_Task requirements_
Restate each line word for word. Leave out every picture.

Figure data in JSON
=-=-=-=-=

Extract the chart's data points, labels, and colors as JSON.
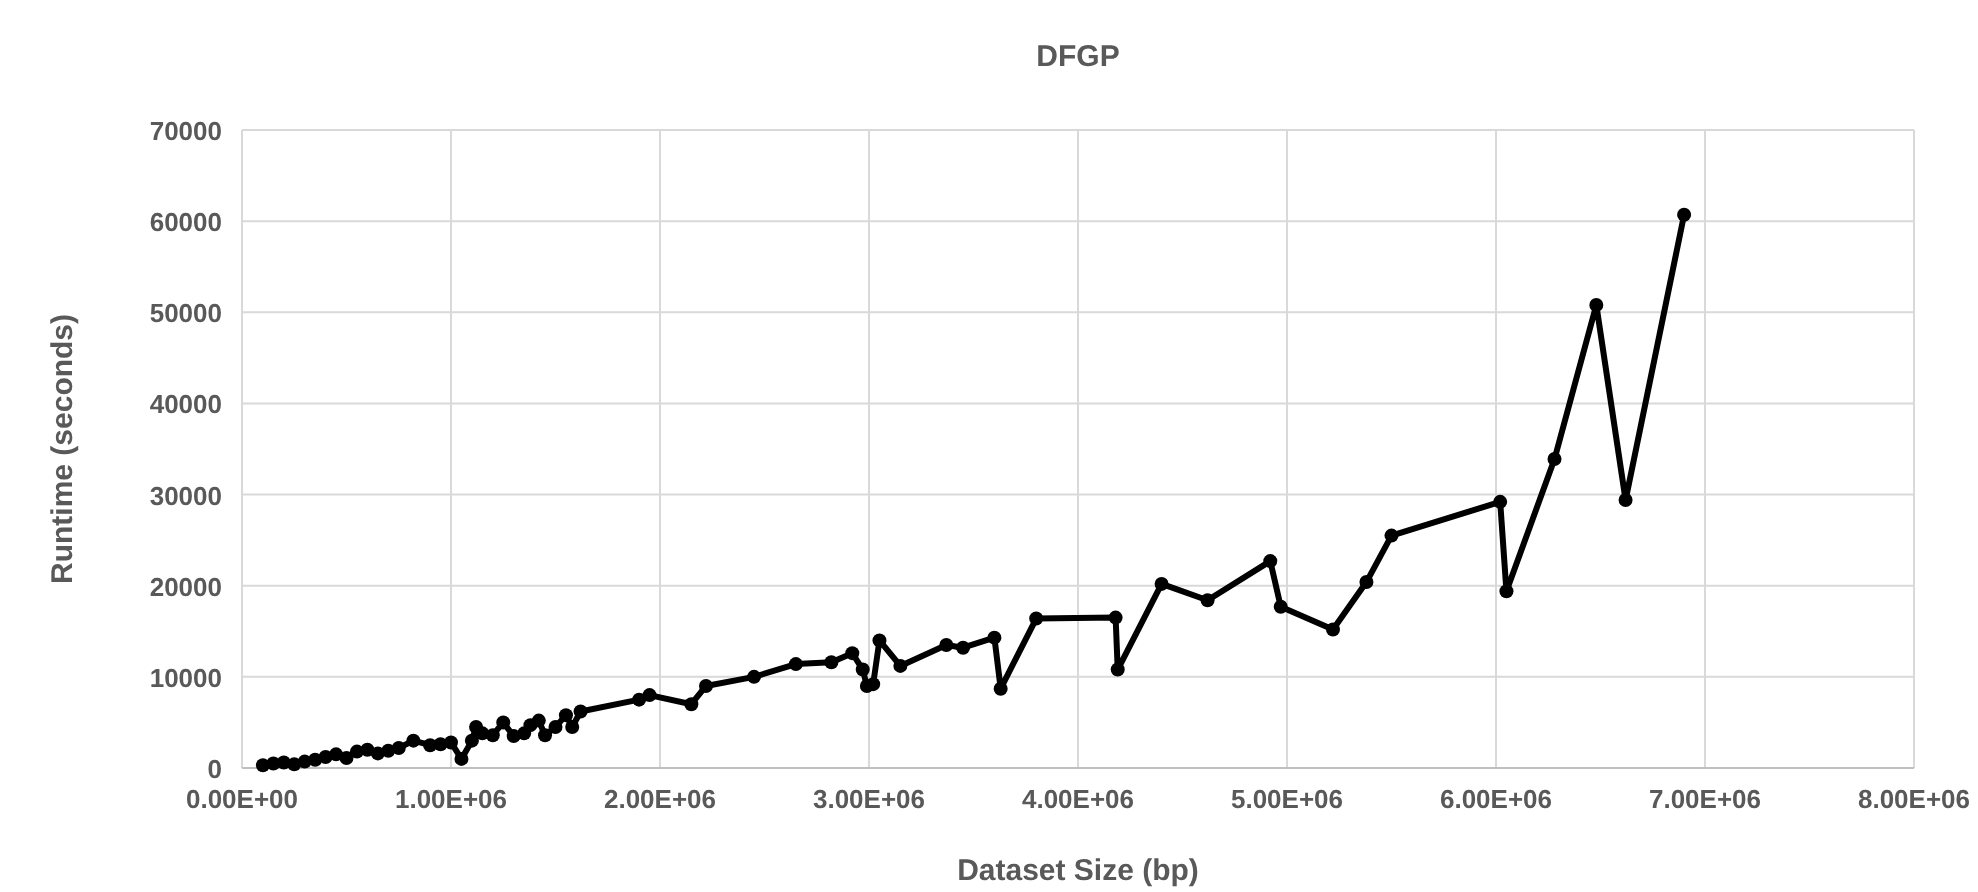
{
  "chart_data": {
    "type": "line",
    "title": "DFGP",
    "xlabel": "Dataset Size (bp)",
    "ylabel": "Runtime (seconds)",
    "x": [
      100000,
      150000,
      200000,
      250000,
      300000,
      350000,
      400000,
      450000,
      500000,
      550000,
      600000,
      650000,
      700000,
      750000,
      820000,
      900000,
      950000,
      1000000,
      1050000,
      1100000,
      1120000,
      1150000,
      1200000,
      1250000,
      1300000,
      1350000,
      1380000,
      1420000,
      1450000,
      1500000,
      1550000,
      1580000,
      1620000,
      1900000,
      1950000,
      2150000,
      2220000,
      2450000,
      2650000,
      2820000,
      2920000,
      2970000,
      2990000,
      3020000,
      3050000,
      3150000,
      3370000,
      3450000,
      3600000,
      3630000,
      3800000,
      4180000,
      4190000,
      4400000,
      4620000,
      4920000,
      4970000,
      5220000,
      5380000,
      5500000,
      6020000,
      6050000,
      6280000,
      6480000,
      6620000,
      6900000
    ],
    "series": [
      {
        "color": "#000000",
        "values": [
          300,
          500,
          600,
          400,
          700,
          900,
          1200,
          1500,
          1100,
          1800,
          2000,
          1600,
          1900,
          2200,
          3000,
          2500,
          2600,
          2800,
          1000,
          3000,
          4500,
          3800,
          3600,
          5000,
          3500,
          3800,
          4700,
          5200,
          3600,
          4500,
          5800,
          4500,
          6200,
          7500,
          8000,
          7000,
          9000,
          10000,
          11400,
          11600,
          12600,
          10800,
          9000,
          9200,
          14000,
          11200,
          13500,
          13200,
          14300,
          8700,
          16400,
          16500,
          10800,
          20200,
          18400,
          22700,
          17700,
          15200,
          20400,
          25500,
          29200,
          19400,
          33900,
          50800,
          29400,
          60700
        ]
      }
    ],
    "xlim": [
      0,
      8000000
    ],
    "xticks": [
      {
        "value": 0,
        "label": "0.00E+00"
      },
      {
        "value": 1000000,
        "label": "1.00E+06"
      },
      {
        "value": 2000000,
        "label": "2.00E+06"
      },
      {
        "value": 3000000,
        "label": "3.00E+06"
      },
      {
        "value": 4000000,
        "label": "4.00E+06"
      },
      {
        "value": 5000000,
        "label": "5.00E+06"
      },
      {
        "value": 6000000,
        "label": "6.00E+06"
      },
      {
        "value": 7000000,
        "label": "7.00E+06"
      },
      {
        "value": 8000000,
        "label": "8.00E+06"
      }
    ],
    "ylim": [
      0,
      70000
    ],
    "yticks": [
      0,
      10000,
      20000,
      30000,
      40000,
      50000,
      60000,
      70000
    ],
    "grid": true,
    "marker": "circle",
    "line_style": "solid"
  }
}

=-=-=-=-=

_Response_
Extract the chart's data points, labels, and colors as JSON.
{
  "chart_data": {
    "type": "line",
    "title": "DFGP",
    "xlabel": "Dataset Size (bp)",
    "ylabel": "Runtime (seconds)",
    "x": [
      100000,
      150000,
      200000,
      250000,
      300000,
      350000,
      400000,
      450000,
      500000,
      550000,
      600000,
      650000,
      700000,
      750000,
      820000,
      900000,
      950000,
      1000000,
      1050000,
      1100000,
      1120000,
      1150000,
      1200000,
      1250000,
      1300000,
      1350000,
      1380000,
      1420000,
      1450000,
      1500000,
      1550000,
      1580000,
      1620000,
      1900000,
      1950000,
      2150000,
      2220000,
      2450000,
      2650000,
      2820000,
      2920000,
      2970000,
      2990000,
      3020000,
      3050000,
      3150000,
      3370000,
      3450000,
      3600000,
      3630000,
      3800000,
      4180000,
      4190000,
      4400000,
      4620000,
      4920000,
      4970000,
      5220000,
      5380000,
      5500000,
      6020000,
      6050000,
      6280000,
      6480000,
      6620000,
      6900000
    ],
    "series": [
      {
        "color": "#000000",
        "values": [
          300,
          500,
          600,
          400,
          700,
          900,
          1200,
          1500,
          1100,
          1800,
          2000,
          1600,
          1900,
          2200,
          3000,
          2500,
          2600,
          2800,
          1000,
          3000,
          4500,
          3800,
          3600,
          5000,
          3500,
          3800,
          4700,
          5200,
          3600,
          4500,
          5800,
          4500,
          6200,
          7500,
          8000,
          7000,
          9000,
          10000,
          11400,
          11600,
          12600,
          10800,
          9000,
          9200,
          14000,
          11200,
          13500,
          13200,
          14300,
          8700,
          16400,
          16500,
          10800,
          20200,
          18400,
          22700,
          17700,
          15200,
          20400,
          25500,
          29200,
          19400,
          33900,
          50800,
          29400,
          60700
        ]
      }
    ],
    "xlim": [
      0,
      8000000
    ],
    "xticks": [
      {
        "value": 0,
        "label": "0.00E+00"
      },
      {
        "value": 1000000,
        "label": "1.00E+06"
      },
      {
        "value": 2000000,
        "label": "2.00E+06"
      },
      {
        "value": 3000000,
        "label": "3.00E+06"
      },
      {
        "value": 4000000,
        "label": "4.00E+06"
      },
      {
        "value": 5000000,
        "label": "5.00E+06"
      },
      {
        "value": 6000000,
        "label": "6.00E+06"
      },
      {
        "value": 7000000,
        "label": "7.00E+06"
      },
      {
        "value": 8000000,
        "label": "8.00E+06"
      }
    ],
    "ylim": [
      0,
      70000
    ],
    "yticks": [
      0,
      10000,
      20000,
      30000,
      40000,
      50000,
      60000,
      70000
    ],
    "grid": true,
    "marker": "circle",
    "line_style": "solid"
  }
}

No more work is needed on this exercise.